**The request:**
Scan the records for the word "탑승자가". Copy each line that includes it.

Stored dataset items
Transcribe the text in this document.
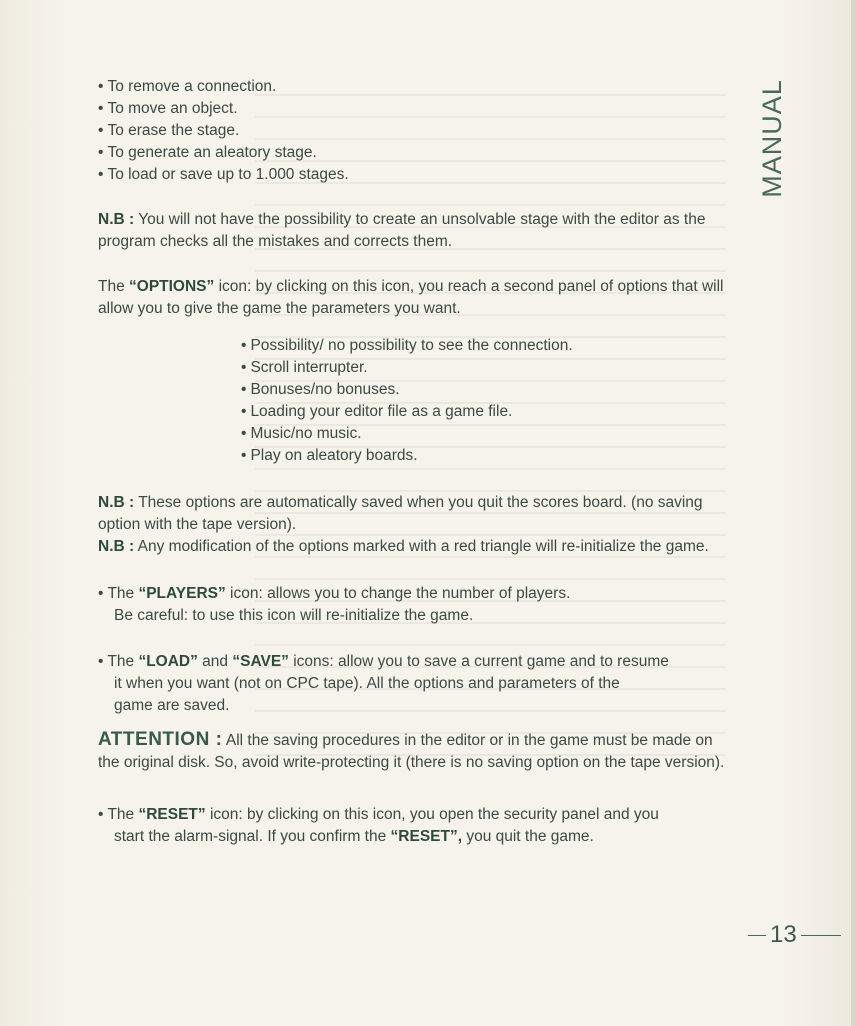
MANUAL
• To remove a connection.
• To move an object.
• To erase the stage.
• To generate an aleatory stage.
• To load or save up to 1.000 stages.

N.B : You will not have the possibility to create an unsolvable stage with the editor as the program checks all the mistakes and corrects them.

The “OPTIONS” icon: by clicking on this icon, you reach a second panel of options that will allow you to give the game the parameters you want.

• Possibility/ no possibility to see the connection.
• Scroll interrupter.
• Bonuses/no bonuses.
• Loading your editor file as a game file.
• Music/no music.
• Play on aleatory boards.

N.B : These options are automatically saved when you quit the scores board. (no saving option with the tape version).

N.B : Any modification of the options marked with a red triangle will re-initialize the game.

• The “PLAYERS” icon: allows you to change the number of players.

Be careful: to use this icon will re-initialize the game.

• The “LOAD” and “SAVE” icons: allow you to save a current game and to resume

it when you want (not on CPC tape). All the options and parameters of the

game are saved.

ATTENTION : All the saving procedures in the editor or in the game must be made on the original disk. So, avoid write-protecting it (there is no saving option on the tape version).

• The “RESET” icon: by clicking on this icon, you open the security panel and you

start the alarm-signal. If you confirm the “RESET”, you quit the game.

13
---
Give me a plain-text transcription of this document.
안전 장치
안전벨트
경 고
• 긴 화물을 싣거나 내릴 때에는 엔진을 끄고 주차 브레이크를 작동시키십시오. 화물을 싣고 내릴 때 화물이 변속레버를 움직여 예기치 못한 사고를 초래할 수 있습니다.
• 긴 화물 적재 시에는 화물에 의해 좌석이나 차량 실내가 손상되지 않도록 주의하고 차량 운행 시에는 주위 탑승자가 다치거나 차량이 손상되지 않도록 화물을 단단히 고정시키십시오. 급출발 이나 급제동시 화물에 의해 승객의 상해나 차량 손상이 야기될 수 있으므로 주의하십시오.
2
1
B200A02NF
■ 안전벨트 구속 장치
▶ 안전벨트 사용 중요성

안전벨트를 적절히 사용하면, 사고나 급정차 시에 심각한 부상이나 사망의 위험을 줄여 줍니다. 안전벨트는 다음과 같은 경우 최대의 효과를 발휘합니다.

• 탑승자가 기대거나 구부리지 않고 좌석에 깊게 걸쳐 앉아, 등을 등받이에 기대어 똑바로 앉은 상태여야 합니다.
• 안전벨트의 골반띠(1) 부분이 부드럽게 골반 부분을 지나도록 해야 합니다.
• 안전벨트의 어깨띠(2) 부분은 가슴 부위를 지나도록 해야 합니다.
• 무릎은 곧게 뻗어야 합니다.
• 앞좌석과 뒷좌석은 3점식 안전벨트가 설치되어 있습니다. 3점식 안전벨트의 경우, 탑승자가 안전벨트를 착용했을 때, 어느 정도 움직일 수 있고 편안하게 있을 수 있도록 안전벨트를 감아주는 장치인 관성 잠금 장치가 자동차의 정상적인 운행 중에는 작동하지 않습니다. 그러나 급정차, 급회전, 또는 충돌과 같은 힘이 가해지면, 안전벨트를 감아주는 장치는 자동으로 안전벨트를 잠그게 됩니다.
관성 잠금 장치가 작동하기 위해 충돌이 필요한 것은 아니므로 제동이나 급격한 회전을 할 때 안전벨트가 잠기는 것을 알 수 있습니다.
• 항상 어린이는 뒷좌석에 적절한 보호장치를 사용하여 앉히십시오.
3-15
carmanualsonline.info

**Exercise solution:**
• 긴 화물 적재 시에는 화물에 의해 좌석이나 차량 실내가 손상되지 않도록 주의하고 차량 운행 시에는 주위 탑승자가 다치거나 차량이 손상되지 않도록 화물을 단단히 고정시키십시오. 급출발 이나 급제동시 화물에 의해 승객의 상해나 차량 손상이 야기될 수 있으므로 주의하십시오.
• 탑승자가 기대거나 구부리지 않고 좌석에 깊게 걸쳐 앉아, 등을 등받이에 기대어 똑바로 앉은 상태여야 합니다.
• 앞좌석과 뒷좌석은 3점식 안전벨트가 설치되어 있습니다. 3점식 안전벨트의 경우, 탑승자가 안전벨트를 착용했을 때, 어느 정도 움직일 수 있고 편안하게 있을 수 있도록 안전벨트를 감아주는 장치인 관성 잠금 장치가 자동차의 정상적인 운행 중에는 작동하지 않습니다. 그러나 급정차, 급회전, 또는 충돌과 같은 힘이 가해지면, 안전벨트를 감아주는 장치는 자동으로 안전벨트를 잠그게 됩니다.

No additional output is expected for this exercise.